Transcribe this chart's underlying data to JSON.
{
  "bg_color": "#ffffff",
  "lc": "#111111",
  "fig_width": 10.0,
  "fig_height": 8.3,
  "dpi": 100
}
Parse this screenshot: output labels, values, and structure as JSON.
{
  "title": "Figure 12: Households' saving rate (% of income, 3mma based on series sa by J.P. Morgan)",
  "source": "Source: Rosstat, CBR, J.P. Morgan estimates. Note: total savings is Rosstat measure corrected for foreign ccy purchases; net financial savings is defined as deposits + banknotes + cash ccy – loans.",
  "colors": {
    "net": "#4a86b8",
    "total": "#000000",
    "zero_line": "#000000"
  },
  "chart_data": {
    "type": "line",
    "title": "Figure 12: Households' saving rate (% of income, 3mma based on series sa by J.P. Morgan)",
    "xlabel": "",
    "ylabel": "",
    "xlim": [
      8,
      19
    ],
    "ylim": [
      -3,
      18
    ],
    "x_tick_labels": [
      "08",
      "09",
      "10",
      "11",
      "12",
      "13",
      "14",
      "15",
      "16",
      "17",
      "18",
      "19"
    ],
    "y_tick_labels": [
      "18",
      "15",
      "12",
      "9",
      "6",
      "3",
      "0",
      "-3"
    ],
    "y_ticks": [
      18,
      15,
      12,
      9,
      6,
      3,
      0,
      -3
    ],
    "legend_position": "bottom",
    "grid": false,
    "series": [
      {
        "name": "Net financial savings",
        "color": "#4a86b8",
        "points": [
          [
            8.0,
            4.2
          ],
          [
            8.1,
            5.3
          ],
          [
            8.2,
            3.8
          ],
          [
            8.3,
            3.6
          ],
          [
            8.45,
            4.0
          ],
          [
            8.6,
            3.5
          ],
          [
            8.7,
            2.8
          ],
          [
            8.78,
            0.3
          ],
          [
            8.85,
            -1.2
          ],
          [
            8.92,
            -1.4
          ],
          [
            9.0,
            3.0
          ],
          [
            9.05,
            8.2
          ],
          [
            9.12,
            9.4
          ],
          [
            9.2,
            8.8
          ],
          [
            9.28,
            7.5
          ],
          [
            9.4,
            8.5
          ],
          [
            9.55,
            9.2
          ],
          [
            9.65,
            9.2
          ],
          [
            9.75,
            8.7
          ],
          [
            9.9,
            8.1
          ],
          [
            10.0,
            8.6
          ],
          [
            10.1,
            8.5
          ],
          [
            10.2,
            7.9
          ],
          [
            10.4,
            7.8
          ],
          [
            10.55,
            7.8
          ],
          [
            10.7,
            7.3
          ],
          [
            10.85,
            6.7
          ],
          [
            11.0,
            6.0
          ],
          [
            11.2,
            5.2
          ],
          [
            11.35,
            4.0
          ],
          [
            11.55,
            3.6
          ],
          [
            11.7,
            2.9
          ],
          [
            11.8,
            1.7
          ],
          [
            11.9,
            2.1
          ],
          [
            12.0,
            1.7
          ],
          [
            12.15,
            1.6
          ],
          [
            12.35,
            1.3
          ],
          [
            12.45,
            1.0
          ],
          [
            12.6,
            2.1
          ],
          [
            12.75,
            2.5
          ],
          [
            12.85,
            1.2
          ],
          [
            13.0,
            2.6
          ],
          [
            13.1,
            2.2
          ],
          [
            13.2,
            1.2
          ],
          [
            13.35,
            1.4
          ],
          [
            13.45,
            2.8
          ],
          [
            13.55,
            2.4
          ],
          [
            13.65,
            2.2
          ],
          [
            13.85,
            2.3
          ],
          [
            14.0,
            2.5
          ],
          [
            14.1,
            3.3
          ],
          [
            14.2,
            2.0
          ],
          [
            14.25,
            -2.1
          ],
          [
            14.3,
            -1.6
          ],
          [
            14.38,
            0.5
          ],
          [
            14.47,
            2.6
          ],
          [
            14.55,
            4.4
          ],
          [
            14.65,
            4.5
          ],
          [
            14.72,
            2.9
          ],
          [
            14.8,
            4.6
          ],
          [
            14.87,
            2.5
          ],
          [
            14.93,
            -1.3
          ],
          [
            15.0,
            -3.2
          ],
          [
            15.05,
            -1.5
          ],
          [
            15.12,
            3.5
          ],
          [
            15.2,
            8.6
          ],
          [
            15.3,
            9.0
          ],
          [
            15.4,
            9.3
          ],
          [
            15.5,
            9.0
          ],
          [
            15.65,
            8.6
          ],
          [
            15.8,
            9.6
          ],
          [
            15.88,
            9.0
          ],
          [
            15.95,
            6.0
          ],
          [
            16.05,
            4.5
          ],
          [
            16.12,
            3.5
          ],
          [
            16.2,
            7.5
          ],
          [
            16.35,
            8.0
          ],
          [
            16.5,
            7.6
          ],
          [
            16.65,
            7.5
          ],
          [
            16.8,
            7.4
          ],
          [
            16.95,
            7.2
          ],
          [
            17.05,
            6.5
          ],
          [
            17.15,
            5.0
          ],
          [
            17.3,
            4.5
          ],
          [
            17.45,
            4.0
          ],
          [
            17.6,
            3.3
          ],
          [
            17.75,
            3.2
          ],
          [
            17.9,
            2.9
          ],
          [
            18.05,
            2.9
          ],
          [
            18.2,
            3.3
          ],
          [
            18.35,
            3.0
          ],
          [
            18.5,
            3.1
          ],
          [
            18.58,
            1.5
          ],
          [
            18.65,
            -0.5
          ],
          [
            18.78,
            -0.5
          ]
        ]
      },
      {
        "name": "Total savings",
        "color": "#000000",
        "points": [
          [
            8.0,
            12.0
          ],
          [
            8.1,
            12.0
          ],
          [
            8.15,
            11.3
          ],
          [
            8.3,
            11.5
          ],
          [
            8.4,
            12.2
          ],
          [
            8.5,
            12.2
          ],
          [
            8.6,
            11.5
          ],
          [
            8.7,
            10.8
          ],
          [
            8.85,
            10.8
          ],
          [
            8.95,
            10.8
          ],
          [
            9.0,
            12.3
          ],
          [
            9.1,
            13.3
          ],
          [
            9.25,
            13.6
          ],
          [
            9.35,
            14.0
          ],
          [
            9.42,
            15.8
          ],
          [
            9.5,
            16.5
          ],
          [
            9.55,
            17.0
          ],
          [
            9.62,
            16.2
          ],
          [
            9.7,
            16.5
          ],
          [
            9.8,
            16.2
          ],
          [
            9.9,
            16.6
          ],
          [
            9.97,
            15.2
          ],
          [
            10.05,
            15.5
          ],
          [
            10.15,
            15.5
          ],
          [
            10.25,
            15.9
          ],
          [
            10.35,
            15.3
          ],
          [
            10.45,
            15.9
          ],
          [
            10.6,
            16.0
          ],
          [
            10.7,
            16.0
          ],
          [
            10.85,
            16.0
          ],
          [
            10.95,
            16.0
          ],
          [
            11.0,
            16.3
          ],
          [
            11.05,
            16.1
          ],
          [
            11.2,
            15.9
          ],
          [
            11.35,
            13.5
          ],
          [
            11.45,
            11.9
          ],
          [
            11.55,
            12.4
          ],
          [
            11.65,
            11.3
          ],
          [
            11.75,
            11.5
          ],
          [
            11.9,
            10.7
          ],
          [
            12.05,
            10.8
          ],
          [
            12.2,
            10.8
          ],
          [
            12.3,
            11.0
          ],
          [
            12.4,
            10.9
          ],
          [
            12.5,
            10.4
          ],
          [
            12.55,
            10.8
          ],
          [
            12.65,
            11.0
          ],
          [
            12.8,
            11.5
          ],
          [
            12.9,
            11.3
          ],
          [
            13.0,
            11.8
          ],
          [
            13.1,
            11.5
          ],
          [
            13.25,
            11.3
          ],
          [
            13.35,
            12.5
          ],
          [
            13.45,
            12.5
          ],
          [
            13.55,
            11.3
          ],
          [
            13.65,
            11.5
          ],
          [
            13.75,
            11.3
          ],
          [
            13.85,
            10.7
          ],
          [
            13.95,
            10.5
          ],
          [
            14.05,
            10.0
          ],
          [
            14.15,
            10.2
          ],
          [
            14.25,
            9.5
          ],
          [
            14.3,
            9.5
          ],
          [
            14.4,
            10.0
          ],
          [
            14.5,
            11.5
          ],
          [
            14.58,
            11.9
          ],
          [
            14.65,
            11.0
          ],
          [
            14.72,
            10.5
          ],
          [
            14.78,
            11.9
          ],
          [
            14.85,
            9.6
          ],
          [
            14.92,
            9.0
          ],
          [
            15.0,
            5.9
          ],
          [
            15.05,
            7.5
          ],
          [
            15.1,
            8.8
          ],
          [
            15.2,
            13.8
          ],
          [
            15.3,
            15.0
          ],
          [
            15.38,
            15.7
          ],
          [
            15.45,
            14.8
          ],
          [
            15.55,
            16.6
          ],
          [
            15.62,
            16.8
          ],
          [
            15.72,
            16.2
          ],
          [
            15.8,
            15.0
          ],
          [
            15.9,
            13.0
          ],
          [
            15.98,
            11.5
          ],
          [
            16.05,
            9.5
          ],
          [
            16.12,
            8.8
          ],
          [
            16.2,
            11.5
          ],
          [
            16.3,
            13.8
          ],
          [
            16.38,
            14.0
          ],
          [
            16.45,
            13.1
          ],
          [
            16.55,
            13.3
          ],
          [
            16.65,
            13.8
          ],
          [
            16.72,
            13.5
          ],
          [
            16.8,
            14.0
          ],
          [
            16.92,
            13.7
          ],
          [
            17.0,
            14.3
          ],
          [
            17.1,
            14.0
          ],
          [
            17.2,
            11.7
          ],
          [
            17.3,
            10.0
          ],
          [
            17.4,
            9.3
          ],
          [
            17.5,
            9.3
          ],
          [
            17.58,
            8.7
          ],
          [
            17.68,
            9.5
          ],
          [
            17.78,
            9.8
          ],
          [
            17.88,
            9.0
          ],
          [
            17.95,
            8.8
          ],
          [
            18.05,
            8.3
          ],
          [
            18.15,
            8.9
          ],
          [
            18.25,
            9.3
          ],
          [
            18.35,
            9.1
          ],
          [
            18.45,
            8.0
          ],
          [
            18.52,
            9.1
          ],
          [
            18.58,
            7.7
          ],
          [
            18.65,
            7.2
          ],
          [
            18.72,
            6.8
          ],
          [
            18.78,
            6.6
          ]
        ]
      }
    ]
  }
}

========

Set task - Each line in the listing above either holds the string "savings" or does not; state how many do, giving the number only.

Response to this task - 3